**AIM OF THE TASK:**
Print exactly the lines from the one containing "Extract all readable text from this page." through the last line of the listing, both included.

[Stored data]

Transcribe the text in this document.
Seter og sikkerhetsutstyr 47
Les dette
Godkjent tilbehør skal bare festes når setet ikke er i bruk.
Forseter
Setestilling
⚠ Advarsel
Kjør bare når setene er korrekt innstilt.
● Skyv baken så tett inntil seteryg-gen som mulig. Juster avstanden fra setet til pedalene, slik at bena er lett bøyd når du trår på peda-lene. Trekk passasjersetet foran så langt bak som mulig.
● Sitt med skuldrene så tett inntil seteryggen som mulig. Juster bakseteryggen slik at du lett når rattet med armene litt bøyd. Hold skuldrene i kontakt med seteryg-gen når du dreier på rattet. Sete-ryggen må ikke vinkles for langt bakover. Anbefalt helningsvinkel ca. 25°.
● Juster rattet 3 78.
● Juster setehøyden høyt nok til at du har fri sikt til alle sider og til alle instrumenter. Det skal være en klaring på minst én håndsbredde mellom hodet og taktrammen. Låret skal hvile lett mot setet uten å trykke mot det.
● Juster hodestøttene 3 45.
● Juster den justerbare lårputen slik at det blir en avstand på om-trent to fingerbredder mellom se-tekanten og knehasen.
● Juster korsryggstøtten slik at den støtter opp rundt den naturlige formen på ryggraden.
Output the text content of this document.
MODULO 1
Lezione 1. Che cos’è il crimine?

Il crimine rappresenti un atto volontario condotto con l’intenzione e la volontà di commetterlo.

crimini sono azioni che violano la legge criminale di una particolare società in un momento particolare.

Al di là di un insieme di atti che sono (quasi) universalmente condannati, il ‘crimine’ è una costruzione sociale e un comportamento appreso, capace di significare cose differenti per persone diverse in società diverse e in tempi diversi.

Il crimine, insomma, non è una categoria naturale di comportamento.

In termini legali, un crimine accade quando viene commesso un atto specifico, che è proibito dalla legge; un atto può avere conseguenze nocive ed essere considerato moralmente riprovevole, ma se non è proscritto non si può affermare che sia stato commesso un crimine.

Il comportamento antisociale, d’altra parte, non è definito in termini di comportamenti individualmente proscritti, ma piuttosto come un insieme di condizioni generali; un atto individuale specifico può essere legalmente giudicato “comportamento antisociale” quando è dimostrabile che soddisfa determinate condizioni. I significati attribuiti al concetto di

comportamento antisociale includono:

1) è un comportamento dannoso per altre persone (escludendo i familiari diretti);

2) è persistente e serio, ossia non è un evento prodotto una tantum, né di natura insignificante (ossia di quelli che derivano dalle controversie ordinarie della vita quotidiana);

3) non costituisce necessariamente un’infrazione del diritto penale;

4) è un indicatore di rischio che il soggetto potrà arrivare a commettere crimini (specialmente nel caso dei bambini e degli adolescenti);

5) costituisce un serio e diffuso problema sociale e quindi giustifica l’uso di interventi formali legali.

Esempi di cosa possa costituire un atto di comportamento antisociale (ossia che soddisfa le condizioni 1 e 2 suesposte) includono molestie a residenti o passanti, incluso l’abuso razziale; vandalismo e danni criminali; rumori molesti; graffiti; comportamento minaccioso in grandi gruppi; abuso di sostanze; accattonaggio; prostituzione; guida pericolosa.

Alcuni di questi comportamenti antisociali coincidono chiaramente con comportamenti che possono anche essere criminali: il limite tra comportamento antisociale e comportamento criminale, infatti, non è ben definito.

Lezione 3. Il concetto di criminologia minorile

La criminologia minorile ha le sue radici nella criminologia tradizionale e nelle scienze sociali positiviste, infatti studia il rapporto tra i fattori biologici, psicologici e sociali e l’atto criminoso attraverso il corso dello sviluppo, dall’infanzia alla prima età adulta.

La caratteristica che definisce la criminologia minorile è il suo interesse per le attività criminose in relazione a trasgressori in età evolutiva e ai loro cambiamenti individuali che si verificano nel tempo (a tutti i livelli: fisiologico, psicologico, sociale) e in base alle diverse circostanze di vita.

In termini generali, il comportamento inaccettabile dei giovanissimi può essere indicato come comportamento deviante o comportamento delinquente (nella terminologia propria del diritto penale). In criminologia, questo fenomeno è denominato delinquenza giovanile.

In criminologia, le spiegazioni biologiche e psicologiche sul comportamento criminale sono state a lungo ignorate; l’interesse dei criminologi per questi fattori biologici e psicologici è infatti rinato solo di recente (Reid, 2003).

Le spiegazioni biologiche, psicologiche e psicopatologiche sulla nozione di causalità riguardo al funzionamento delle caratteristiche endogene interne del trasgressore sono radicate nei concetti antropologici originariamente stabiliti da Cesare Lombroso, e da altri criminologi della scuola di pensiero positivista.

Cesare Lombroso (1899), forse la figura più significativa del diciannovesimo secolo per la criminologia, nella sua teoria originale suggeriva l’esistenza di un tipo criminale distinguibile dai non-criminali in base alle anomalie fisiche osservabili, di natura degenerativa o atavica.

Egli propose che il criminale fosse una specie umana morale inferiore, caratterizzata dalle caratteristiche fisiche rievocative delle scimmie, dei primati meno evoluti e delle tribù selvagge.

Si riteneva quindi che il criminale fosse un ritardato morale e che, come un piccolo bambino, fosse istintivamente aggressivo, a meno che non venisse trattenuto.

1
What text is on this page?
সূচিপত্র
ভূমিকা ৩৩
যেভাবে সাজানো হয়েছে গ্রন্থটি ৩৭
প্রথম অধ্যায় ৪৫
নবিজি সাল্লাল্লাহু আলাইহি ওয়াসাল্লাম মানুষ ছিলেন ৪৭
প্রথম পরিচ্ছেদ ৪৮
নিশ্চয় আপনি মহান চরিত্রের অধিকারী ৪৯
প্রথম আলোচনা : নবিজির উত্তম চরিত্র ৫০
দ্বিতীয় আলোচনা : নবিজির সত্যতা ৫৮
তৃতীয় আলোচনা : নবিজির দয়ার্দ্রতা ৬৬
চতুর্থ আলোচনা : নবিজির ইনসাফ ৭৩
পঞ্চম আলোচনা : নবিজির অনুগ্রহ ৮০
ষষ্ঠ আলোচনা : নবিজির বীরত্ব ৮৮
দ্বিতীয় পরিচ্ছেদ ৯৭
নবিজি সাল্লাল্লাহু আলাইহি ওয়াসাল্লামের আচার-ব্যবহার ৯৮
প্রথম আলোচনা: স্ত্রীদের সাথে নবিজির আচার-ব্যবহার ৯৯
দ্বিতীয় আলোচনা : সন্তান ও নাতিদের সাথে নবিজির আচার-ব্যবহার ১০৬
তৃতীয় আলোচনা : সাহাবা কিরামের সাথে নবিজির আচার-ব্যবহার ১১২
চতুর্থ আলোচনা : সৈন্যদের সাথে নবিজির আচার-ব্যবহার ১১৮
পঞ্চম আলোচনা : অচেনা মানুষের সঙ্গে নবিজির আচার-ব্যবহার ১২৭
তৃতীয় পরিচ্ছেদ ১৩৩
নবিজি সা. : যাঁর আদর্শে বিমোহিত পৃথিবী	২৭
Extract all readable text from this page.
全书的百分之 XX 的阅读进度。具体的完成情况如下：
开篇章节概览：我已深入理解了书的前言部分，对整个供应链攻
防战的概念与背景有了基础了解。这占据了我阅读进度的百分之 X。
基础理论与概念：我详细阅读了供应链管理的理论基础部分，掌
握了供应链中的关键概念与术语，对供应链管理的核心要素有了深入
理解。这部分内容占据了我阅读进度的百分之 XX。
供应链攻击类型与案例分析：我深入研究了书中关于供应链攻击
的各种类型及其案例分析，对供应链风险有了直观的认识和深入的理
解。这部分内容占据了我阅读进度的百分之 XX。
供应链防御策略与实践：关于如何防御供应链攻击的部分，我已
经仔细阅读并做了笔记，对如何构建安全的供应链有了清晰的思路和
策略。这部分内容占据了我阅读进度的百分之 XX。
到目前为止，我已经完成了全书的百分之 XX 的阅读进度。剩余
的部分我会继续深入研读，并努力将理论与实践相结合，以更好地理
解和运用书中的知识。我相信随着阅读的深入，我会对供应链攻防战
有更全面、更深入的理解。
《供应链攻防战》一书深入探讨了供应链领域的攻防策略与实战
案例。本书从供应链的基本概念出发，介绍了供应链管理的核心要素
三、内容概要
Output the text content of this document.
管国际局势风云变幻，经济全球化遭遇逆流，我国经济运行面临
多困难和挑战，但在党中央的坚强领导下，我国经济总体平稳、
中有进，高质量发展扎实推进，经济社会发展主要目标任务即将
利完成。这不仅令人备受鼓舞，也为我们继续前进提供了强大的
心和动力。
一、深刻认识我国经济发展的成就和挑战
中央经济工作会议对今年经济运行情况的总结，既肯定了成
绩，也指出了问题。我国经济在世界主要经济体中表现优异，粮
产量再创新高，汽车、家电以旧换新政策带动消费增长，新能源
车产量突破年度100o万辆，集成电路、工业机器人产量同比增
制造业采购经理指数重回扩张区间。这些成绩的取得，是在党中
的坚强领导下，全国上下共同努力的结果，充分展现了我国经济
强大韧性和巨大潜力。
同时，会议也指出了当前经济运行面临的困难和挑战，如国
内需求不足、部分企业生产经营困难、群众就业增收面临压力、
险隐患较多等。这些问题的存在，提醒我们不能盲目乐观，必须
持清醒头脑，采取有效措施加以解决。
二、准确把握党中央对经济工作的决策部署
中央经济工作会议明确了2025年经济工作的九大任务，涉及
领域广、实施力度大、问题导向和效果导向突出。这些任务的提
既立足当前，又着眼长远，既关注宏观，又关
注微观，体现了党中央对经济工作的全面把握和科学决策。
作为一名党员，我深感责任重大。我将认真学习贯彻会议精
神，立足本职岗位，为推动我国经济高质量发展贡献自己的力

**SOLUTION TO THIS TASK:**
Extract all readable text from this page.
全书的百分之 XX 的阅读进度。具体的完成情况如下：
开篇章节概览：我已深入理解了书的前言部分，对整个供应链攻
防战的概念与背景有了基础了解。这占据了我阅读进度的百分之 X。
基础理论与概念：我详细阅读了供应链管理的理论基础部分，掌
握了供应链中的关键概念与术语，对供应链管理的核心要素有了深入
理解。这部分内容占据了我阅读进度的百分之 XX。
供应链攻击类型与案例分析：我深入研究了书中关于供应链攻击
的各种类型及其案例分析，对供应链风险有了直观的认识和深入的理
解。这部分内容占据了我阅读进度的百分之 XX。
供应链防御策略与实践：关于如何防御供应链攻击的部分，我已
经仔细阅读并做了笔记，对如何构建安全的供应链有了清晰的思路和
策略。这部分内容占据了我阅读进度的百分之 XX。
到目前为止，我已经完成了全书的百分之 XX 的阅读进度。剩余
的部分我会继续深入研读，并努力将理论与实践相结合，以更好地理
解和运用书中的知识。我相信随着阅读的深入，我会对供应链攻防战
有更全面、更深入的理解。
《供应链攻防战》一书深入探讨了供应链领域的攻防策略与实战
案例。本书从供应链的基本概念出发，介绍了供应链管理的核心要素
三、内容概要
Output the text content of this document.
管国际局势风云变幻，经济全球化遭遇逆流，我国经济运行面临
多困难和挑战，但在党中央的坚强领导下，我国经济总体平稳、
中有进，高质量发展扎实推进，经济社会发展主要目标任务即将
利完成。这不仅令人备受鼓舞，也为我们继续前进提供了强大的
心和动力。
一、深刻认识我国经济发展的成就和挑战
中央经济工作会议对今年经济运行情况的总结，既肯定了成
绩，也指出了问题。我国经济在世界主要经济体中表现优异，粮
产量再创新高，汽车、家电以旧换新政策带动消费增长，新能源
车产量突破年度100o万辆，集成电路、工业机器人产量同比增
制造业采购经理指数重回扩张区间。这些成绩的取得，是在党中
的坚强领导下，全国上下共同努力的结果，充分展现了我国经济
强大韧性和巨大潜力。
同时，会议也指出了当前经济运行面临的困难和挑战，如国
内需求不足、部分企业生产经营困难、群众就业增收面临压力、
险隐患较多等。这些问题的存在，提醒我们不能盲目乐观，必须
持清醒头脑，采取有效措施加以解决。
二、准确把握党中央对经济工作的决策部署
中央经济工作会议明确了2025年经济工作的九大任务，涉及
领域广、实施力度大、问题导向和效果导向突出。这些任务的提
既立足当前，又着眼长远，既关注宏观，又关
注微观，体现了党中央对经济工作的全面把握和科学决策。
作为一名党员，我深感责任重大。我将认真学习贯彻会议精
神，立足本职岗位，为推动我国经济高质量发展贡献自己的力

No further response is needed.